◆ **WHAT YOU WILL DO**:
A) Reproduce the live account of Entwistle's questioning starting with "12:13 – What" and going on through "Entwistle winces. Painful.", substituting "headway" for "progress".
B) Pick up the live account of Entwistle's questioning after its final line and continue it.

◆ **TEXT BLOCK**:
12:10 – Surely he should have cancelled the tribute programmes anyway? He says he didn't consider that. Davies suggests being unable to stand something up legally is different to thinking there's enough evidence not to run a tribute programme. Entwistle says his systems need to be better "calibrated". Sigh.
12:13 – What has he done about changing BBC culture in the past during his 23 yers at the corporation? "We've made some progress bu there is more progress to make," he says.
12:17 – Davies continues. Were there plans for a new Jimm'll fix it programme (with a different host obviously – he was dead). There were plans. Had much money been spent? If they were considering it, why didn't it go ahead for a planned Xmas special? He's not sure. Has he asked? No. Will he? "Yes, I will," he says. Davies: "Are there any other questions you'd like us to ask that you haven't thought of yourself?" The audience laughs. Entwistle winces. Painful.
12:20 – We're back on that conversation about the Newsnight programme and the Xmas schedule. He can survive it, but he comes across as very incurious. "It's very hard to understand the lack of curiosity," Farrelly says. Entwistle replies: "My background as a journalist made me pay particular attention to whether it was stood up or not. There was a distinct possibility it might fade away. As a journalist you are privy to many accusations. Some of them turn out true, some don't."

Document structure recognition rows
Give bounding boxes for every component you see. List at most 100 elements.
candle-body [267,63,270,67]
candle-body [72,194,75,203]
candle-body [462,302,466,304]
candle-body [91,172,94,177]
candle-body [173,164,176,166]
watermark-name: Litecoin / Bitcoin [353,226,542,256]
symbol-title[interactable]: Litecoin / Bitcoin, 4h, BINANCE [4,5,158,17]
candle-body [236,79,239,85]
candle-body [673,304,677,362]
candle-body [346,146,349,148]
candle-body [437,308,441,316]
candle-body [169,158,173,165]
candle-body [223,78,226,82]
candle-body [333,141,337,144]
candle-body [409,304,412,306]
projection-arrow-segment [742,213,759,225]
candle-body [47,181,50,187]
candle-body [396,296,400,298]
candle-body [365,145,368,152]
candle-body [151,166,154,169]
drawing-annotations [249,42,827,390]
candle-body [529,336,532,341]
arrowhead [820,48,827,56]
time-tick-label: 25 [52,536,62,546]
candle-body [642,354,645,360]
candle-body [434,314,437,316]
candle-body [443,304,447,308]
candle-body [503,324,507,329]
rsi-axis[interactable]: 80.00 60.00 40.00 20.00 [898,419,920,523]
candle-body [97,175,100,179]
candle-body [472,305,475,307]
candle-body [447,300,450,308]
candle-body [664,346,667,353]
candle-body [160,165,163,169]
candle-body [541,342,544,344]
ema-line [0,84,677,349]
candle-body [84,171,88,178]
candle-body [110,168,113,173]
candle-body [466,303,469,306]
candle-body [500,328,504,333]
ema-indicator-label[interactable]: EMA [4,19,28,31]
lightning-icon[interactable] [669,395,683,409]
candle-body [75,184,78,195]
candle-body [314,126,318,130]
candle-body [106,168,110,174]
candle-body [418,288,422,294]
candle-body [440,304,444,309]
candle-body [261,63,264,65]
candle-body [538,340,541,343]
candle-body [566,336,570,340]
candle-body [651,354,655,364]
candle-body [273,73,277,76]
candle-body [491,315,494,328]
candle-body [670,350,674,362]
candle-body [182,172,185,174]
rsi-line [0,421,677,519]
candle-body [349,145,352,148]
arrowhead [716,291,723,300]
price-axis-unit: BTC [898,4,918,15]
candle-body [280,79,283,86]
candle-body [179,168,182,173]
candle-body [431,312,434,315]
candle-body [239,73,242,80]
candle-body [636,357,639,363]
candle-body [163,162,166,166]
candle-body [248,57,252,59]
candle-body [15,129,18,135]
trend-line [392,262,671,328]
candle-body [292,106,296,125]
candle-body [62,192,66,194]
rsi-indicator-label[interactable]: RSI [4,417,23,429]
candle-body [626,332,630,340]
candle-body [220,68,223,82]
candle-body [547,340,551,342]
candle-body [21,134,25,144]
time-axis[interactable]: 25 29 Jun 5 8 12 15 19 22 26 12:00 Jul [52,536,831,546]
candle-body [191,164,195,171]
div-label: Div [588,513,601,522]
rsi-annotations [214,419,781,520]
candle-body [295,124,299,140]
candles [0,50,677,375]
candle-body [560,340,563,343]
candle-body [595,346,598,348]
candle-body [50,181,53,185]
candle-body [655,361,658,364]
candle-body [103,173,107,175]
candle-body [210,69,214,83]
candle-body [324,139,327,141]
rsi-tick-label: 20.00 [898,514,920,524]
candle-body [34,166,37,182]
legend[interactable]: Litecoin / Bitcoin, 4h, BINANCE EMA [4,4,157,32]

◆ **ACTIVITY ANSWERS**:
A)
12:13 – What has he done about changing BBC culture in the past during his 23 yers at the corporation? "We've made some headway bu there is more headway to make," he says.
12:17 – Davies continues. Were there plans for a new Jimm'll fix it programme (with a different host obviously – he was dead). There were plans. Had much money been spent? If they were considering it, why didn't it go ahead for a planned Xmas special? He's not sure. Has he asked? No. Will he? "Yes, I will," he says. Davies: "Are there any other questions you'd like us to ask that you haven't thought of yourself?" The audience laughs. Entwistle winces. Painful.

B)
12:22 – Why did Rippon have that sudden change of mind about the Newsnight programme. Who sat on him? Have you come to any conclusions? Entwistle: "Is it not possible that he changed his mind. He became more concerned with the importance of the Surrey police investigation and became convinced that without that he didn't have what he needed to tell the story."
12:25 – Entwistle makes the point other organisations failed to uncover this, not just the BBC. "But it was on your doorstep," he is told. Entwistle says he was very accomplished at hiding his activities. Bradshaw brings up the Gilligan scandal, and mentions that Entwistle was Newsnight editor back then. "Is there still a problem with the management at the BBC even now," he says. They don't listen to people at the grassroots? Entwistle says the key difference between the death of David Kelly and now is that he very quickly set up an inquiry this time. Coffey says the BBC is now so risk-averse it needs court-level proof to go live with a broadcast. Entwistle says he doesn't want to be risk averse, he was adventure.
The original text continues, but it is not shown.